— Exercise aim —
Output each line of the records below as a JSON list of strings, one string per line. Skip blank lines and omit the pictures.

(Data entries)
..............................
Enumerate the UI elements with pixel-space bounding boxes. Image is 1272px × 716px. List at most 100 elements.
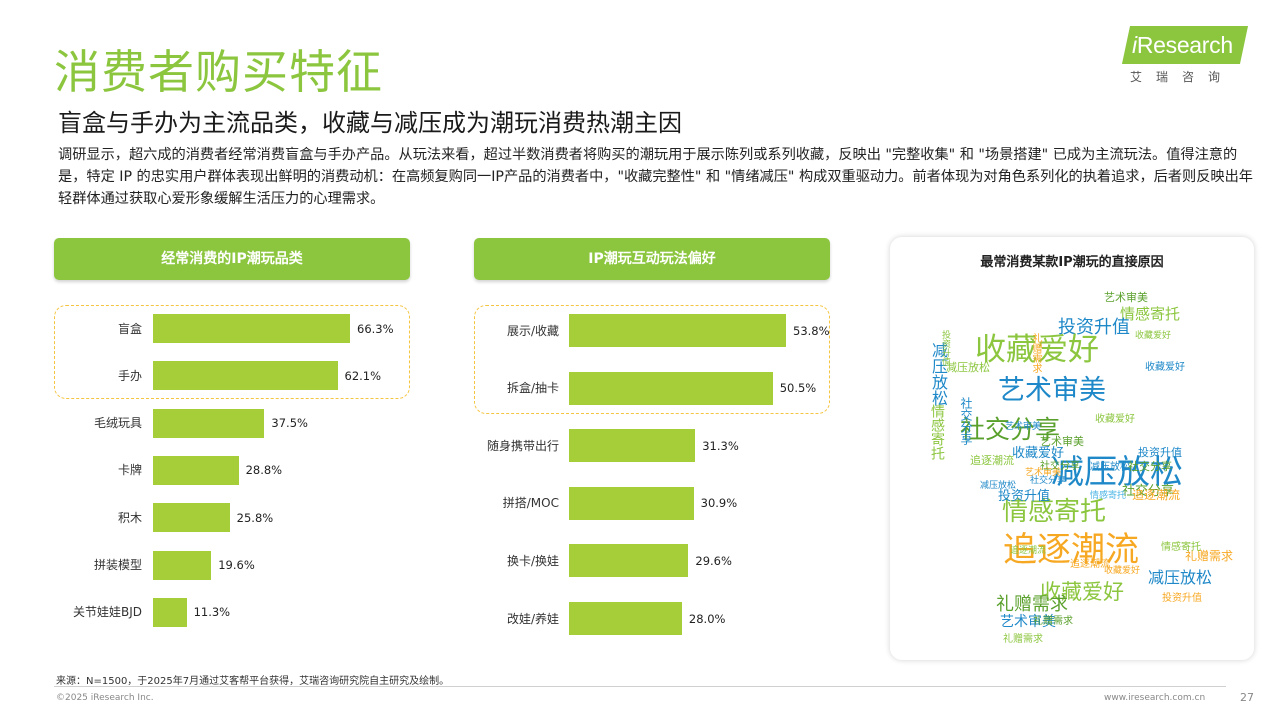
cloud-word: 社交分享 [959,397,973,445]
cloud-word: 礼赠需求 [1185,549,1234,563]
bar [153,455,239,485]
cloud-word: 减压放松 [946,361,990,374]
cloud-word: 减压放松 [1090,462,1130,473]
cloud-word: 收藏爱好 [1095,414,1135,425]
cloud-word: 社交分享 [1040,461,1080,472]
category-label: 拼搭/MOC [502,496,559,511]
cloud-word: 收藏爱好 [1135,331,1172,341]
highlight-box [474,305,830,414]
value-label: 19.6% [218,558,255,572]
logo-chinese-name: 艾瑞咨询 [1130,70,1235,84]
cloud-word: 收藏爱好 [1012,446,1065,461]
value-label: 31.3% [702,438,739,453]
page-title: 消费者购买特征 [54,45,383,99]
cloud-word: 艺术审美 [1104,291,1148,304]
cloud-word: 追逐潮流 [1010,546,1047,556]
page-description: 调研显示，超六成的消费者经常消费盲盒与手办产品。从玩法来看，超过半数消费者将购买… [58,147,1253,207]
bar [153,314,350,343]
source-note: 来源：N=1500，于2025年7月通过艾客帮平台获得，艾瑞咨询研究院自主研究及… [56,676,450,687]
cloud-word: 社交分享 [1122,484,1175,499]
cloud-word: 投资升值 [1138,446,1182,459]
cloud-word: 艺术审美 [1005,422,1042,432]
value-label: 30.9% [700,496,738,511]
value-label: 28.8% [245,463,283,478]
category-label: 盲盒 [117,321,142,336]
cloud-word: 社交分享 [1030,476,1067,486]
cloud-word: 情感寄托 [1090,491,1127,501]
bar [569,371,773,405]
bar [153,408,265,438]
cloud-word: 减压放松 [929,342,948,406]
value-label: 28.0% [688,611,726,626]
bar [569,429,696,463]
value-label: 50.5% [779,381,817,396]
category-label: 随身携带出行 [486,438,559,453]
bar [569,486,694,520]
iresearch-logo: iResearch 艾瑞咨询 [1121,26,1249,86]
cloud-word: 追逐潮流 [1132,488,1181,502]
category-label: 卡牌 [117,463,142,478]
bar [153,503,230,533]
cloud-word: 投资升值 [1058,317,1130,338]
cloud-word: 投资升值 [940,330,950,366]
cloud-word: 礼赠需求 [996,594,1068,615]
bar [153,361,338,391]
cloud-word: 情感寄托 [929,404,945,460]
page-subtitle: 盲盒与手办为主流品类，收藏与减压成为潮玩消费热潮主因 [58,109,682,137]
cloud-word: 投资升值 [1162,593,1202,604]
cloud-word: 投资升值 [998,489,1051,504]
value-label: 53.8% [793,323,830,338]
copyright: ©2025 iResearch Inc. [56,693,154,703]
category-label: 拆盒/抽卡 [506,381,559,396]
cloud-word: 收藏爱好 [1104,566,1141,576]
word-cloud-title: 最常消费某款IP潮玩的直接原因 [980,255,1164,270]
cloud-word: 收藏爱好 [1145,362,1185,373]
highlight-box [54,305,410,400]
cloud-word: 社交分享 [1128,460,1172,473]
cloud-word: 情感寄托 [1161,542,1201,553]
footer-divider [54,686,1226,687]
category-label: 毛绒玩具 [93,416,142,431]
value-label: 62.1% [344,368,382,383]
category-label: 手办 [117,368,142,383]
value-label: 37.5% [271,416,308,431]
cloud-word: 艺术审美 [998,375,1106,406]
cloud-word: 减压放松 [1148,568,1213,587]
cloud-word: 追逐潮流 [1070,559,1110,570]
category-label: 换卡/换娃 [506,553,559,568]
word-cloud-panel: 最常消费某款IP潮玩的直接原因 艺术审美 情感寄托 投资升值 收藏爱好 艺术审美 社交分享… [890,237,1254,660]
cloud-word: 减压放松 [980,481,1017,491]
value-label: 11.3% [193,605,231,620]
category-label: 展示/收藏 [506,323,559,338]
bar [569,314,786,347]
category-label: 改娃/养娃 [506,611,559,626]
category-label: 拼装模型 [93,558,142,572]
cloud-word: 减压放松 [1051,452,1183,491]
bar [153,597,187,627]
logo-wordmark: iResearch [1132,32,1233,58]
cloud-word: 收藏爱好 [1040,580,1124,604]
category-label: 关节娃娃BJD [72,605,142,620]
value-label: 29.6% [695,553,732,568]
value-label: 66.3% [357,321,394,336]
value-label: 25.8% [236,510,274,525]
page-number: 27 [1240,691,1254,704]
cloud-word: 追逐潮流 [1003,530,1139,570]
cloud-word: 礼赠需求 [1033,616,1073,627]
cloud-word: 情感寄托 [1120,305,1181,323]
cloud-word: 社交分享 [960,415,1061,444]
chart-1-title: 经常消费的IP潮玩品类 [54,238,410,280]
cloud-word: 艺术审美 [1000,614,1056,630]
bar [569,544,689,578]
cloud-word: 艺术审美 [1040,435,1084,448]
bar [569,602,682,635]
bar [153,550,212,580]
cloud-word: 艺术审美 [1025,468,1062,478]
category-label: 积木 [117,510,142,525]
cloud-word: 收藏爱好 [975,332,1099,368]
cloud-word: 礼赠需求 [1030,333,1041,373]
cloud-word: 礼赠需求 [1003,634,1043,645]
cloud-word: 情感寄托 [1002,497,1107,527]
website-link[interactable]: www.iresearch.com.cn [1104,693,1206,703]
cloud-word: 追逐潮流 [970,454,1014,467]
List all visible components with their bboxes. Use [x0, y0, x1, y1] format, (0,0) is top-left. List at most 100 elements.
..............................
— Problem solution —
[
  "Enumerate the UI elements with pixel-space bounding boxes. Image is 1272px × 716px. List at most 100 elements.",
  "cloud-word: 社交分享 [959,397,973,445]",
  "cloud-word: 礼赠需求 [1185,549,1234,563]",
  "bar [153,455,239,485]",
  "cloud-word: 减压放松 [946,361,990,374]",
  "cloud-word: 减压放松 [1090,462,1130,473]",
  "cloud-word: 收藏爱好 [1095,414,1135,425]",
  "cloud-word: 社交分享 [1040,461,1080,472]",
  "category-label: 拼搭/MOC [502,496,559,511]",
  "cloud-word: 收藏爱好 [1135,331,1172,341]",
  "highlight-box [474,305,830,414]",
  "value-label: 19.6% [218,558,255,572]",
  "logo-chinese-name: 艾瑞咨询 [1130,70,1235,84]",
  "cloud-word: 收藏爱好 [1012,446,1065,461]",
  "value-label: 31.3% [702,438,739,453]",
  "page-title: 消费者购买特征 [54,45,383,99]",
  "cloud-word: 艺术审美 [1104,291,1148,304]",
  "cloud-word: 追逐潮流 [1010,546,1047,556]",
  "page-description: 调研显示，超六成的消费者经常消费盲盒与手办产品。从玩法来看，超过半数消费者将购买… [58,147,1253,207]",
  "bar [153,314,350,343]",
  "source-note: 来源：N=1500，于2025年7月通过艾客帮平台获得，艾瑞咨询研究院自主研究及… [56,676,450,687]",
  "cloud-word: 社交分享 [1122,484,1175,499]",
  "cloud-word: 投资升值 [1138,446,1182,459]",
  "cloud-word: 艺术审美 [1005,422,1042,432]",
  "value-label: 30.9% [700,496,738,511]",
  "value-label: 28.8% [245,463,283,478]",
  "category-label: 盲盒 [117,321,142,336]",
  "cloud-word: 社交分享 [1030,476,1067,486]",
  "cloud-word: 情感寄托 [1090,491,1127,501]",
  "bar [569,371,773,405]",
  "bar [153,408,265,438]",
  "cloud-word: 减压放松 [929,342,948,406]",
  "value-label: 28.0% [688,611,726,626]",
  "bar [569,429,696,463]",
  "value-label: 50.5% [779,381,817,396]",
  "category-label: 随身携带出行 [486,438,559,453]",
  "bar [569,486,694,520]",
  "iresearch-logo: iResearch 艾瑞咨询 [1121,26,1249,86]",
  "cloud-word: 追逐潮流 [1132,488,1181,502]",
  "category-label: 卡牌 [117,463,142,478]",
  "bar [153,503,230,533]",
  "cloud-word: 投资升值 [1058,317,1130,338]",
  "cloud-word: 投资升值 [940,330,950,366]",
  "cloud-word: 礼赠需求 [996,594,1068,615]",
  "bar [153,361,338,391]",
  "cloud-word: 情感寄托 [929,404,945,460]",
  "page-subtitle: 盲盒与手办为主流品类，收藏与减压成为潮玩消费热潮主因 [58,109,682,137]",
  "cloud-word: 投资升值 [1162,593,1202,604]",
  "cloud-word: 投资升值 [998,489,1051,504]",
  "value-label: 53.8% [793,323,830,338]",
  "copyright: ©2025 iResearch Inc. [56,693,154,703]",
  "category-label: 拆盒/抽卡 [506,381,559,396]",
  "cloud-word: 收藏爱好 [1104,566,1141,576]",
  "word-cloud-title: 最常消费某款IP潮玩的直接原因 [980,255,1164,270]",
  "cloud-word: 收藏爱好 [1145,362,1185,373]",
  "highlight-box [54,305,410,400]",
  "cloud-word: 社交分享 [1128,460,1172,473]",
  "cloud-word: 情感寄托 [1161,542,1201,553]",
  "footer-divider [54,686,1226,687]",
  "category-label: 毛绒玩具 [93,416,142,431]",
  "value-label: 62.1% [344,368,382,383]",
  "category-label: 手办 [117,368,142,383]",
  "value-label: 37.5% [271,416,308,431]",
  "cloud-word: 艺术审美 [998,375,1106,406]",
  "cloud-word: 减压放松 [1148,568,1213,587]",
  "cloud-word: 追逐潮流 [1070,559,1110,570]",
  "category-label: 换卡/换娃 [506,553,559,568]",
  "word-cloud-panel: 最常消费某款IP潮玩的直接原因 艺术审美 情感寄托 投资升值 收藏爱好 艺术审美 社交分享… [890,237,1254,660]",
  "cloud-word: 减压放松 [980,481,1017,491]",
  "value-label: 11.3% [193,605,231,620]",
  "category-label: 展示/收藏 [506,323,559,338]",
  "bar [569,314,786,347]",
  "category-label: 改娃/养娃 [506,611,559,626]",
  "category-label: 拼装模型 [93,558,142,572]",
  "cloud-word: 减压放松 [1051,452,1183,491]",
  "bar [153,597,187,627]",
  "logo-wordmark: iResearch [1132,32,1233,58]",
  "cloud-word: 收藏爱好 [1040,580,1124,604]",
  "category-label: 关节娃娃BJD [72,605,142,620]",
  "value-label: 29.6% [695,553,732,568]",
  "value-label: 66.3% [357,321,394,336]",
  "value-label: 25.8% [236,510,274,525]",
  "page-number: 27 [1240,691,1254,704]",
  "cloud-word: 追逐潮流 [1003,530,1139,570]",
  "cloud-word: 礼赠需求 [1033,616,1073,627]",
  "cloud-word: 情感寄托 [1120,305,1181,323]",
  "cloud-word: 社交分享 [960,415,1061,444]",
  "chart-1-title: 经常消费的IP潮玩品类 [54,238,410,280]",
  "cloud-word: 艺术审美 [1000,614,1056,630]",
  "bar [569,544,689,578]",
  "cloud-word: 艺术审美 [1040,435,1084,448]",
  "bar [569,602,682,635]",
  "bar [153,550,212,580]",
  "cloud-word: 艺术审美 [1025,468,1062,478]",
  "category-label: 积木 [117,510,142,525]",
  "cloud-word: 收藏爱好 [975,332,1099,368]",
  "cloud-word: 礼赠需求 [1030,333,1041,373]",
  "cloud-word: 礼赠需求 [1003,634,1043,645]",
  "cloud-word: 情感寄托 [1002,497,1107,527]",
  "website-link[interactable]: www.iresearch.com.cn [1104,693,1206,703]",
  "cloud-word: 追逐潮流 [970,454,1014,467]",
  "List all visible components with their bboxes. Use [x0, y0, x1, y1] format, (0,0) is top-left. List at most 100 elements."
]